__DIRECTIONS__
Pull out every line below that contains the word "adopted".

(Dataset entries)
________________

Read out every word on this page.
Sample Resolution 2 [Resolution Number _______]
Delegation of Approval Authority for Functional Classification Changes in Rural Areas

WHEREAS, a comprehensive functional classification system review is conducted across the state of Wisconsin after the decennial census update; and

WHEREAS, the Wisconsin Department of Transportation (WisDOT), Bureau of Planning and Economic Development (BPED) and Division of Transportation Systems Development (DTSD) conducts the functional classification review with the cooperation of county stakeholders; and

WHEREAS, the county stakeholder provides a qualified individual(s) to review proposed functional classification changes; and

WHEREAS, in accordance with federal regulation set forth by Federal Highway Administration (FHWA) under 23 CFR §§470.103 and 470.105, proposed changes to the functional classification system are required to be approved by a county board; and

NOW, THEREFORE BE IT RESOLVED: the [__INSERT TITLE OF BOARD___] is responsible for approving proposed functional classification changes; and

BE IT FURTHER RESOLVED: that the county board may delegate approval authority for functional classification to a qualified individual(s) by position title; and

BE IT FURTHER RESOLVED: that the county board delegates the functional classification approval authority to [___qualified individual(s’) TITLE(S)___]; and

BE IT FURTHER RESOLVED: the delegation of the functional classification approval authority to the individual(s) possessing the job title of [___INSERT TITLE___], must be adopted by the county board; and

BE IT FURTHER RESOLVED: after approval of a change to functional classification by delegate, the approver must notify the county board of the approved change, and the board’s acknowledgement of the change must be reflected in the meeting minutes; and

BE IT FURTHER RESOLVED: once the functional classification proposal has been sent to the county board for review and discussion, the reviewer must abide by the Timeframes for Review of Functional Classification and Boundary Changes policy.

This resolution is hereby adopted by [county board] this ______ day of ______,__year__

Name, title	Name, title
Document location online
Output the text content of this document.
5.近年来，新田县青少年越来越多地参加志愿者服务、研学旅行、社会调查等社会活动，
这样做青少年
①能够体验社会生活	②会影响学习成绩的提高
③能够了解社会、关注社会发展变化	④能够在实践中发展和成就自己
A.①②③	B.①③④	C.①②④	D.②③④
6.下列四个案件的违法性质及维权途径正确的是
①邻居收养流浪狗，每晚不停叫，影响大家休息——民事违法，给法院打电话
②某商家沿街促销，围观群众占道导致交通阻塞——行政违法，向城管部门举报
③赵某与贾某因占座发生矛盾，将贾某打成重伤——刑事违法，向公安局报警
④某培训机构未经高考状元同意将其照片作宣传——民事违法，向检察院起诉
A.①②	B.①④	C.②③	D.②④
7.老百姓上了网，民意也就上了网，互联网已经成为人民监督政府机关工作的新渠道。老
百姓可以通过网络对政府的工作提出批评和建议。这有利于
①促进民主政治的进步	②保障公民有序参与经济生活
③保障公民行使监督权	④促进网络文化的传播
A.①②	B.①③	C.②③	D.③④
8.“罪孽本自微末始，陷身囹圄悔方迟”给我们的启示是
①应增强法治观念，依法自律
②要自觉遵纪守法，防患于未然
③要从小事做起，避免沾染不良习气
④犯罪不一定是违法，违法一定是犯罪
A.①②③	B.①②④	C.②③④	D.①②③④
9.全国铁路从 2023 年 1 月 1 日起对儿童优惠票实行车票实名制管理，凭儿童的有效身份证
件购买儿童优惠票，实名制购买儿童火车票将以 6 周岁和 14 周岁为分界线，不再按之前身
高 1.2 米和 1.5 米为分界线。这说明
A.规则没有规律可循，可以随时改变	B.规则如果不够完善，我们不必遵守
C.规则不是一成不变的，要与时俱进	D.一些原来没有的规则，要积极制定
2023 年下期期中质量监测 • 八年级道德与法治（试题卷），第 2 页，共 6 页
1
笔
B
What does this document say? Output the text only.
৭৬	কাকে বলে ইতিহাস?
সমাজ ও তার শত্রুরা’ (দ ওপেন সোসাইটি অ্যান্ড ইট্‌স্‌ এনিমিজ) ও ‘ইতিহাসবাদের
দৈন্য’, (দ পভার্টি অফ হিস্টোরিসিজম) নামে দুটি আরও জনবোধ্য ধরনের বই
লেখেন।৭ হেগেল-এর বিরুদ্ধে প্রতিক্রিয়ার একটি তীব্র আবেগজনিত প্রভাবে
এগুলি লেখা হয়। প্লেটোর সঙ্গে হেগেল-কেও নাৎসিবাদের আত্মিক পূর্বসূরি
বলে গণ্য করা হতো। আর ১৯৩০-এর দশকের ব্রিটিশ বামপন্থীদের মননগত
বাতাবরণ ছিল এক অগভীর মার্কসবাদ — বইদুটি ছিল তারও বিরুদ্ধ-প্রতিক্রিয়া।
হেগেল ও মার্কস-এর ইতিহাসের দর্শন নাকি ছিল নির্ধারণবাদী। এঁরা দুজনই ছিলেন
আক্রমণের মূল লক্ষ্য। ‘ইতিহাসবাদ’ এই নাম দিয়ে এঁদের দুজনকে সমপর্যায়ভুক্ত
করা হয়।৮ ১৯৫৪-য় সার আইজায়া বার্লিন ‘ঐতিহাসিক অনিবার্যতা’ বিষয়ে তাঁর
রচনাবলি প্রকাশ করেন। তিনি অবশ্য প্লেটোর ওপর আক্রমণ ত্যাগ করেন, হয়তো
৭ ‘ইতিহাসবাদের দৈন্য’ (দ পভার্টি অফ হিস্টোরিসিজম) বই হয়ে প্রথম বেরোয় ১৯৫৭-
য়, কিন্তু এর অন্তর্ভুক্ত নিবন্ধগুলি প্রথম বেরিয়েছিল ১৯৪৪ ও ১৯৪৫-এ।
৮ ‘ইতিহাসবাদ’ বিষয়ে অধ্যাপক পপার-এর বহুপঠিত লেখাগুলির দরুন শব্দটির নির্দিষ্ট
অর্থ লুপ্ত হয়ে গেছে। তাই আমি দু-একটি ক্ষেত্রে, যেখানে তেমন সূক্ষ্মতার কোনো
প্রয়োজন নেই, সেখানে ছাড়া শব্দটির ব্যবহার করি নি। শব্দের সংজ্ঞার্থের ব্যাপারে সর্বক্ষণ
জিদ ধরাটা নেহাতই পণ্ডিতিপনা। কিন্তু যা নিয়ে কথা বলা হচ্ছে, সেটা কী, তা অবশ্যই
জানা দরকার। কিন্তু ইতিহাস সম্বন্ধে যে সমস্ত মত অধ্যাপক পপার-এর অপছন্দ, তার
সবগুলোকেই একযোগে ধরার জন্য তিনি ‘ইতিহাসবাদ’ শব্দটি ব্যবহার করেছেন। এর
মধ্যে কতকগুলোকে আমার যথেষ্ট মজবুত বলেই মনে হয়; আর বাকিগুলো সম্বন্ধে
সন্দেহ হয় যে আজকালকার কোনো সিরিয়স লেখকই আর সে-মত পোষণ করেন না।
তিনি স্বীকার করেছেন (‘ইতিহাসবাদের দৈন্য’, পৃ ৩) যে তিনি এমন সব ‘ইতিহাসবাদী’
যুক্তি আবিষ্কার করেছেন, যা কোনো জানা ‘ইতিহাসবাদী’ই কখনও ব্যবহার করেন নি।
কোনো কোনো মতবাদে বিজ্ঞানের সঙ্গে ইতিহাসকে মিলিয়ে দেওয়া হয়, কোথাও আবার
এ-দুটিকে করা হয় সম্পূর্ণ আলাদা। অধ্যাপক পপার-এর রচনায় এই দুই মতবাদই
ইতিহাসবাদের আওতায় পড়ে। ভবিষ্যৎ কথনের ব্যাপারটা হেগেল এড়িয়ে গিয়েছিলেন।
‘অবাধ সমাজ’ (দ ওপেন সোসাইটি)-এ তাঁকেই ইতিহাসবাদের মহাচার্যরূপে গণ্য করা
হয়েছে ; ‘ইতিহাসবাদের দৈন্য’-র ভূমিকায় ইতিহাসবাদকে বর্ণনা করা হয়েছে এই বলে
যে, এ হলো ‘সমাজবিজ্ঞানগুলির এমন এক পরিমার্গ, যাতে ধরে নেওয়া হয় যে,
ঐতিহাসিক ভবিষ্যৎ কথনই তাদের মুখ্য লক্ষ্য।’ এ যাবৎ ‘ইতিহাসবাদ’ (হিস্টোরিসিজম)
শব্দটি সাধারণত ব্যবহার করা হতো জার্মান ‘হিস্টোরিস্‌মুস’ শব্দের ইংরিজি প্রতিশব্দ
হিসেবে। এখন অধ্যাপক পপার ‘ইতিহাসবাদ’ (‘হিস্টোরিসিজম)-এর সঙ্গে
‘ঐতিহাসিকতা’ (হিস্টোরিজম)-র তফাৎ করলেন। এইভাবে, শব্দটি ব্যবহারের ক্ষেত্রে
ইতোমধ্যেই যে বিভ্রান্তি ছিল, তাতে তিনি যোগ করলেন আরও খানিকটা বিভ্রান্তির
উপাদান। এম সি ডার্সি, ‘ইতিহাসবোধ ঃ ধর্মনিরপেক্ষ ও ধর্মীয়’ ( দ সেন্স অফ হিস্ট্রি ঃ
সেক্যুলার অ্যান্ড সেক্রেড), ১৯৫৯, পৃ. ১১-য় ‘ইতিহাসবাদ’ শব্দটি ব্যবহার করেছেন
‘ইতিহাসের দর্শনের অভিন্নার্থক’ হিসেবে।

________________

__REPLY__
BE IT FURTHER RESOLVED: the delegation of the functional classification approval authority to the individual(s) possessing the job title of [___INSERT TITLE___], must be adopted by the county board; and
This resolution is hereby adopted by [county board] this ______ day of ______,__year__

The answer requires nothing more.